--- Your instructions ---
Repeat the lines that follow, leaving nothing out.

** Start Recorded information **

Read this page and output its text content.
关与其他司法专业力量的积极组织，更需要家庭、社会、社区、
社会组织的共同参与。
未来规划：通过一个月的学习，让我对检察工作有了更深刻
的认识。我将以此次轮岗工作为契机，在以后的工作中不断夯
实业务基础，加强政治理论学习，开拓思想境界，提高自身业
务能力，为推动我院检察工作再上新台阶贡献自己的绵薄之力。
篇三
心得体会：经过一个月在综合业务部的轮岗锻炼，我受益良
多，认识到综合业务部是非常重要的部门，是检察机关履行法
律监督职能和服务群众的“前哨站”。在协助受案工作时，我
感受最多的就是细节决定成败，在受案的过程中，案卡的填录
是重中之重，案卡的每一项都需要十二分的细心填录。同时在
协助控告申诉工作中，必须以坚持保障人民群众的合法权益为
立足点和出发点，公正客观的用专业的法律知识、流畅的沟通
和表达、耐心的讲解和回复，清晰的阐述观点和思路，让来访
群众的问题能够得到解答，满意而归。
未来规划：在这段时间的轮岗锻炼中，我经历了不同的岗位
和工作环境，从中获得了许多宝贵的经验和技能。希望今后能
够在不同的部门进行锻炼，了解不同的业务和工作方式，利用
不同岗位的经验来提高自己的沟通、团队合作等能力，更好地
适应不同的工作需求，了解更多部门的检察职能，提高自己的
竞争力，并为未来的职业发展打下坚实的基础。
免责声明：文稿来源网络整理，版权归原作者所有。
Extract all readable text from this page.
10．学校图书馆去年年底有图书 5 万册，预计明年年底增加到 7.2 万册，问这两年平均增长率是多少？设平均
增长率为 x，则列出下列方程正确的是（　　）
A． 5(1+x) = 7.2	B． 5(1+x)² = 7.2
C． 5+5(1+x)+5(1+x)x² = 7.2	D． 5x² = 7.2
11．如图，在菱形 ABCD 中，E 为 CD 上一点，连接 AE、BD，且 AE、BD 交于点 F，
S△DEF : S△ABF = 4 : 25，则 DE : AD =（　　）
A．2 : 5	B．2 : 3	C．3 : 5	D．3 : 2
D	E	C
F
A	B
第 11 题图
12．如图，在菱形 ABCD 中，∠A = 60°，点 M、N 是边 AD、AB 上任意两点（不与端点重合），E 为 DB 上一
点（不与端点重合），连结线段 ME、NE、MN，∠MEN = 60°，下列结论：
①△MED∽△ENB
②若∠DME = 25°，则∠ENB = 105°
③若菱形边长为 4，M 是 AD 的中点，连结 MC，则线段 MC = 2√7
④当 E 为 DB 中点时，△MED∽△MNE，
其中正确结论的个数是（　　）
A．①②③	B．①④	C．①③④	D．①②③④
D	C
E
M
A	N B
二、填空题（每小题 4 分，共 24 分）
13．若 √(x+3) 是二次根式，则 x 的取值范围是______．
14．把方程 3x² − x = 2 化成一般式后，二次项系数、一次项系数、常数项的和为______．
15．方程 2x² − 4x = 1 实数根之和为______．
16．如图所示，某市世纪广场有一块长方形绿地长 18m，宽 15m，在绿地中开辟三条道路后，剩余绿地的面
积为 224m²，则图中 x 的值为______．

** End Recorded information **

--- Answer for the task ---
Read this page and output its text content.
关与其他司法专业力量的积极组织，更需要家庭、社会、社区、
社会组织的共同参与。
未来规划：通过一个月的学习，让我对检察工作有了更深刻
的认识。我将以此次轮岗工作为契机，在以后的工作中不断夯
实业务基础，加强政治理论学习，开拓思想境界，提高自身业
务能力，为推动我院检察工作再上新台阶贡献自己的绵薄之力。
篇三
心得体会：经过一个月在综合业务部的轮岗锻炼，我受益良
多，认识到综合业务部是非常重要的部门，是检察机关履行法
律监督职能和服务群众的“前哨站”。在协助受案工作时，我
感受最多的就是细节决定成败，在受案的过程中，案卡的填录
是重中之重，案卡的每一项都需要十二分的细心填录。同时在
协助控告申诉工作中，必须以坚持保障人民群众的合法权益为
立足点和出发点，公正客观的用专业的法律知识、流畅的沟通
和表达、耐心的讲解和回复，清晰的阐述观点和思路，让来访
群众的问题能够得到解答，满意而归。
未来规划：在这段时间的轮岗锻炼中，我经历了不同的岗位
和工作环境，从中获得了许多宝贵的经验和技能。希望今后能
够在不同的部门进行锻炼，了解不同的业务和工作方式，利用
不同岗位的经验来提高自己的沟通、团队合作等能力，更好地
适应不同的工作需求，了解更多部门的检察职能，提高自己的
竞争力，并为未来的职业发展打下坚实的基础。
免责声明：文稿来源网络整理，版权归原作者所有。
Extract all readable text from this page.
10．学校图书馆去年年底有图书 5 万册，预计明年年底增加到 7.2 万册，问这两年平均增长率是多少？设平均
增长率为 x，则列出下列方程正确的是（　　）
A． 5(1+x) = 7.2	B． 5(1+x)² = 7.2
C． 5+5(1+x)+5(1+x)x² = 7.2	D． 5x² = 7.2
11．如图，在菱形 ABCD 中，E 为 CD 上一点，连接 AE、BD，且 AE、BD 交于点 F，
S△DEF : S△ABF = 4 : 25，则 DE : AD =（　　）
A．2 : 5	B．2 : 3	C．3 : 5	D．3 : 2
D	E	C
F
A	B
第 11 题图
12．如图，在菱形 ABCD 中，∠A = 60°，点 M、N 是边 AD、AB 上任意两点（不与端点重合），E 为 DB 上一
点（不与端点重合），连结线段 ME、NE、MN，∠MEN = 60°，下列结论：
①△MED∽△ENB
②若∠DME = 25°，则∠ENB = 105°
③若菱形边长为 4，M 是 AD 的中点，连结 MC，则线段 MC = 2√7
④当 E 为 DB 中点时，△MED∽△MNE，
其中正确结论的个数是（　　）
A．①②③	B．①④	C．①③④	D．①②③④
D	C
E
M
A	N B
二、填空题（每小题 4 分，共 24 分）
13．若 √(x+3) 是二次根式，则 x 的取值范围是______．
14．把方程 3x² − x = 2 化成一般式后，二次项系数、一次项系数、常数项的和为______．
15．方程 2x² − 4x = 1 实数根之和为______．
16．如图所示，某市世纪广场有一块长方形绿地长 18m，宽 15m，在绿地中开辟三条道路后，剩余绿地的面
积为 224m²，则图中 x 的值为______．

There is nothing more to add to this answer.